Find all lines in the listing that include the word "contre", then copy them.

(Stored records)
☆ ☆ ☆
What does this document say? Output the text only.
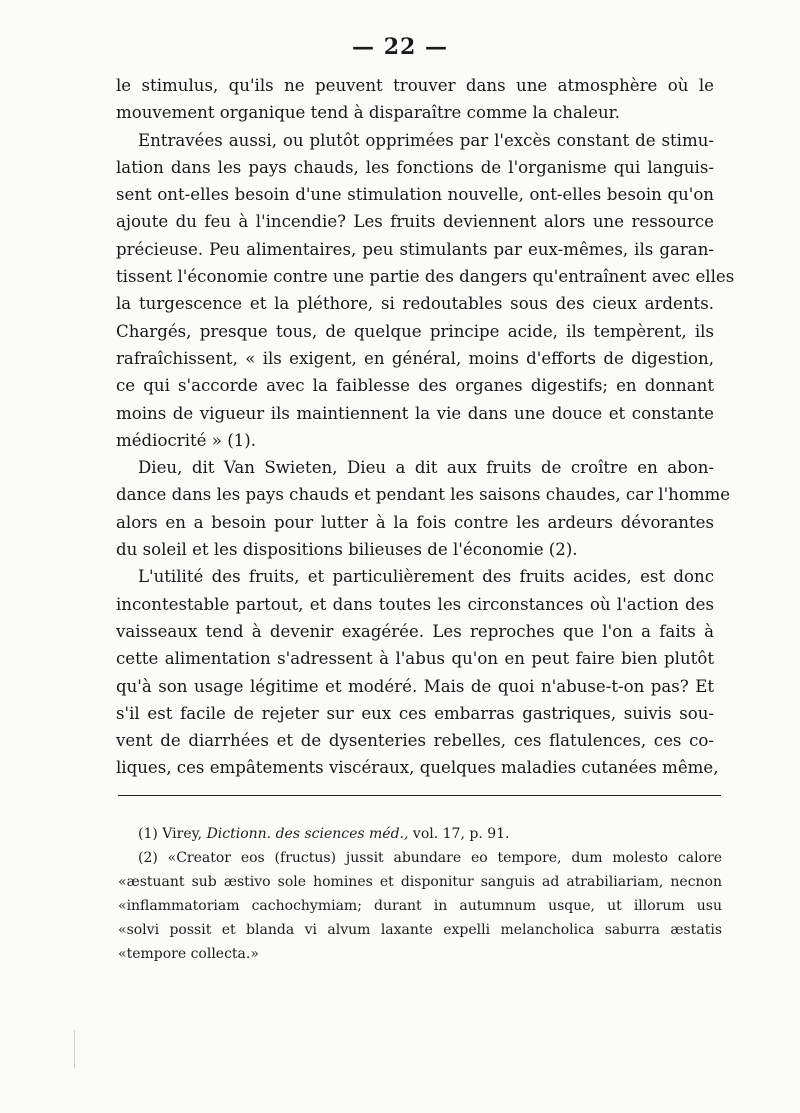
— 22 —
le stimulus, qu'ils ne peuvent trouver dans une atmosphère où le
mouvement organique tend à disparaître comme la chaleur.
Entravées aussi, ou plutôt opprimées par l'excès constant de stimu-
lation dans les pays chauds, les fonctions de l'organisme qui languis-
sent ont-elles besoin d'une stimulation nouvelle, ont-elles besoin qu'on
ajoute du feu à l'incendie? Les fruits deviennent alors une ressource
précieuse. Peu alimentaires, peu stimulants par eux-mêmes, ils garan-
tissent l'économie contre une partie des dangers qu'entraînent avec elles
la turgescence et la pléthore, si redoutables sous des cieux ardents.
Chargés, presque tous, de quelque principe acide, ils tempèrent, ils
rafraîchissent, « ils exigent, en général, moins d'efforts de digestion,
ce qui s'accorde avec la faiblesse des organes digestifs; en donnant
moins de vigueur ils maintiennent la vie dans une douce et constante
médiocrité » (1).
Dieu, dit Van Swieten, Dieu a dit aux fruits de croître en abon-
dance dans les pays chauds et pendant les saisons chaudes, car l'homme
alors en a besoin pour lutter à la fois contre les ardeurs dévorantes
du soleil et les dispositions bilieuses de l'économie (2).
L'utilité des fruits, et particulièrement des fruits acides, est donc
incontestable partout, et dans toutes les circonstances où l'action des
vaisseaux tend à devenir exagérée. Les reproches que l'on a faits à
cette alimentation s'adressent à l'abus qu'on en peut faire bien plutôt
qu'à son usage légitime et modéré. Mais de quoi n'abuse-t-on pas? Et
s'il est facile de rejeter sur eux ces embarras gastriques, suivis sou-
vent de diarrhées et de dysenteries rebelles, ces flatulences, ces co-
liques, ces empâtements viscéraux, quelques maladies cutanées même,
(1) Virey, Dictionn. des sciences méd., vol. 17, p. 91.
(2) «Creator eos (fructus) jussit abundare eo tempore, dum molesto calore
«æstuant sub æstivo sole homines et disponitur sanguis ad atrabiliariam, necnon
«inflammatoriam cachochymiam; durant in autumnum usque, ut illorum usu
«solvi possit et blanda vi alvum laxante expelli melancholica saburra æstatis
«tempore collecta.»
☆ ☆ ☆
# WRITTEN RESPONSE:
tissent l'économie contre une partie des dangers qu'entraînent avec elles
alors en a besoin pour lutter à la fois contre les ardeurs dévorantes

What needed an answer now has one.